- [What the task requires]: Copy every line from the data below in which the string "easily" can be found.

- [Material for this exercise]:

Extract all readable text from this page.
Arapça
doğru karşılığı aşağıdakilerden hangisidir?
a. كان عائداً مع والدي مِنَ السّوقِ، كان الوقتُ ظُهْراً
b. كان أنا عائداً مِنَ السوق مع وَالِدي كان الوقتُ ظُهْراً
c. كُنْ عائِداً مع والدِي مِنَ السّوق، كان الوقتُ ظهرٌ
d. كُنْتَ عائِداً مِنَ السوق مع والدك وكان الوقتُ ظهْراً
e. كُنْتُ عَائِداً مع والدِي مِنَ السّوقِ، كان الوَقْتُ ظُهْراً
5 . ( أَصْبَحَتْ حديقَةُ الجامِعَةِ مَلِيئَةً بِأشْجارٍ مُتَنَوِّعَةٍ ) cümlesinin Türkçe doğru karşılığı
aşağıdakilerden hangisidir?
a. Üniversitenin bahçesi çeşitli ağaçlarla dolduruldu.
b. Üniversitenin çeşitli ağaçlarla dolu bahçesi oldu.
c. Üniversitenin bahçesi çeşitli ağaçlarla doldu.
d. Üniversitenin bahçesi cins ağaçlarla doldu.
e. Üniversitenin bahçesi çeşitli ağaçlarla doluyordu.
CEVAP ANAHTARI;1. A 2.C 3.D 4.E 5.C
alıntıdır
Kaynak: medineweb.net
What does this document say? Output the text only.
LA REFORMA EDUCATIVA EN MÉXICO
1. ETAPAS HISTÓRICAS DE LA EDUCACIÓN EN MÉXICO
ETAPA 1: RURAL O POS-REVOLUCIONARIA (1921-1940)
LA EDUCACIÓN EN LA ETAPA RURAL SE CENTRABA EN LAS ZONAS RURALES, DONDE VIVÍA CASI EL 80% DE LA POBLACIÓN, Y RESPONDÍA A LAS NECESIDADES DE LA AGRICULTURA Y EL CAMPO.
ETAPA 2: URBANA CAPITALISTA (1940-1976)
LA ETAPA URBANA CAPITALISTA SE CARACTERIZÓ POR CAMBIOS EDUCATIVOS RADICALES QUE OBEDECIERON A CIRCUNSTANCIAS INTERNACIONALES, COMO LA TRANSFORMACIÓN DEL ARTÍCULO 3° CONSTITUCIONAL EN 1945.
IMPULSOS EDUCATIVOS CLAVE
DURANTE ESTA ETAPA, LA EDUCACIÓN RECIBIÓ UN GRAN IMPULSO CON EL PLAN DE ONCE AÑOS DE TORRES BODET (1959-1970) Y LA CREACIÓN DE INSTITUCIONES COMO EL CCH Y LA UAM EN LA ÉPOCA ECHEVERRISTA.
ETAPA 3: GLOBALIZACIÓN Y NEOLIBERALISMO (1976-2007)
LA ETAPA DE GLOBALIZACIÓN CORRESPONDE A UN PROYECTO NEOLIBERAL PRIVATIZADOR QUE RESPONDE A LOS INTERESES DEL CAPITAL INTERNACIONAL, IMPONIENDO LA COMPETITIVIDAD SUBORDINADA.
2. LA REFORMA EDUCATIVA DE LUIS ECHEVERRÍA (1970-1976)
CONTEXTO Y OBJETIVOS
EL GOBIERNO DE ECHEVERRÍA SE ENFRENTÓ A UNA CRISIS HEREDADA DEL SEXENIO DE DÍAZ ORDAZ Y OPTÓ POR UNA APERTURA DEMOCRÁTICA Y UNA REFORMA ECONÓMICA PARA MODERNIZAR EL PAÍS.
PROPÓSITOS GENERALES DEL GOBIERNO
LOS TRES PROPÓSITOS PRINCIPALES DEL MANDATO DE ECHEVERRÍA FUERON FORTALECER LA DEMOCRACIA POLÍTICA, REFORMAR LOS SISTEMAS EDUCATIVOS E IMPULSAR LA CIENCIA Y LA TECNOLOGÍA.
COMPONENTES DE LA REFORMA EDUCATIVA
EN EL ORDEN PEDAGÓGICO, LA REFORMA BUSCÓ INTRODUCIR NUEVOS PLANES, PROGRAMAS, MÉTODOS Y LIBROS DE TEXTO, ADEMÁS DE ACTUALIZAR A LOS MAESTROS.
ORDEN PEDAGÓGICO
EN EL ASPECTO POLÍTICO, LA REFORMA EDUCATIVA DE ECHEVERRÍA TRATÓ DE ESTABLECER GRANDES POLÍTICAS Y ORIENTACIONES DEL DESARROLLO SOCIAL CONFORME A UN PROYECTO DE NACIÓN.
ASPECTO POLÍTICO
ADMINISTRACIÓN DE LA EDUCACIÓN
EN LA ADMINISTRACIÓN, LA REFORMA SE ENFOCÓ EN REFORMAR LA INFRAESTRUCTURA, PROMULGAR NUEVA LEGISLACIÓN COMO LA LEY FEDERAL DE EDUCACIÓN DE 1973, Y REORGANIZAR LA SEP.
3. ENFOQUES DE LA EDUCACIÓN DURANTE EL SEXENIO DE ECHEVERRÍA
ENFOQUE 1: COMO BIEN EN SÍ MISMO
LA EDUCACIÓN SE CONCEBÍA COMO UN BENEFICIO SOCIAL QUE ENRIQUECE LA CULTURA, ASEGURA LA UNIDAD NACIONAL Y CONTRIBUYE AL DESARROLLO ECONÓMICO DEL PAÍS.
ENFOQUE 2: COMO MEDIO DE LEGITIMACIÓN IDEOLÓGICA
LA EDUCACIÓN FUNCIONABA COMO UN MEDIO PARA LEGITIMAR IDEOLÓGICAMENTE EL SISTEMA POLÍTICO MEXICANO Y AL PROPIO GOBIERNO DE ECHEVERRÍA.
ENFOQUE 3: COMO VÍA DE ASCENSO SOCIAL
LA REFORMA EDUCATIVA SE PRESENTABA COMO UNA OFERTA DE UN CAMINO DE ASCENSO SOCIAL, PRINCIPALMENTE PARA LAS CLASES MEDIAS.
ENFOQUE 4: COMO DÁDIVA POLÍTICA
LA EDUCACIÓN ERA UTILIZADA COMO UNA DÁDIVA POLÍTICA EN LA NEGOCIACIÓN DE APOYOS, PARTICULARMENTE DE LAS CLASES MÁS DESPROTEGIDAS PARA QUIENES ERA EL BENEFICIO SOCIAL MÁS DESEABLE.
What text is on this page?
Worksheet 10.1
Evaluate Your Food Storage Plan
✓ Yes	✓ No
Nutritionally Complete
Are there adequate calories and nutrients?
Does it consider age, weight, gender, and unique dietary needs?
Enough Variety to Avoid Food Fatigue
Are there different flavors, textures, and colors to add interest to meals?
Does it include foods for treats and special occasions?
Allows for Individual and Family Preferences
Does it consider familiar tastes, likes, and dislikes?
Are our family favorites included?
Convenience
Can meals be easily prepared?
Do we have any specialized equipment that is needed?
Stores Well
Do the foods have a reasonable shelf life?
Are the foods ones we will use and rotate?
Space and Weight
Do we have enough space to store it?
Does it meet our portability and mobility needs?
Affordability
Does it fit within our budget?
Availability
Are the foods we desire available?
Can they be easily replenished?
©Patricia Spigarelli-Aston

- [Result of the exercise]:
Can meals be easily prepared?
Can they be easily replenished?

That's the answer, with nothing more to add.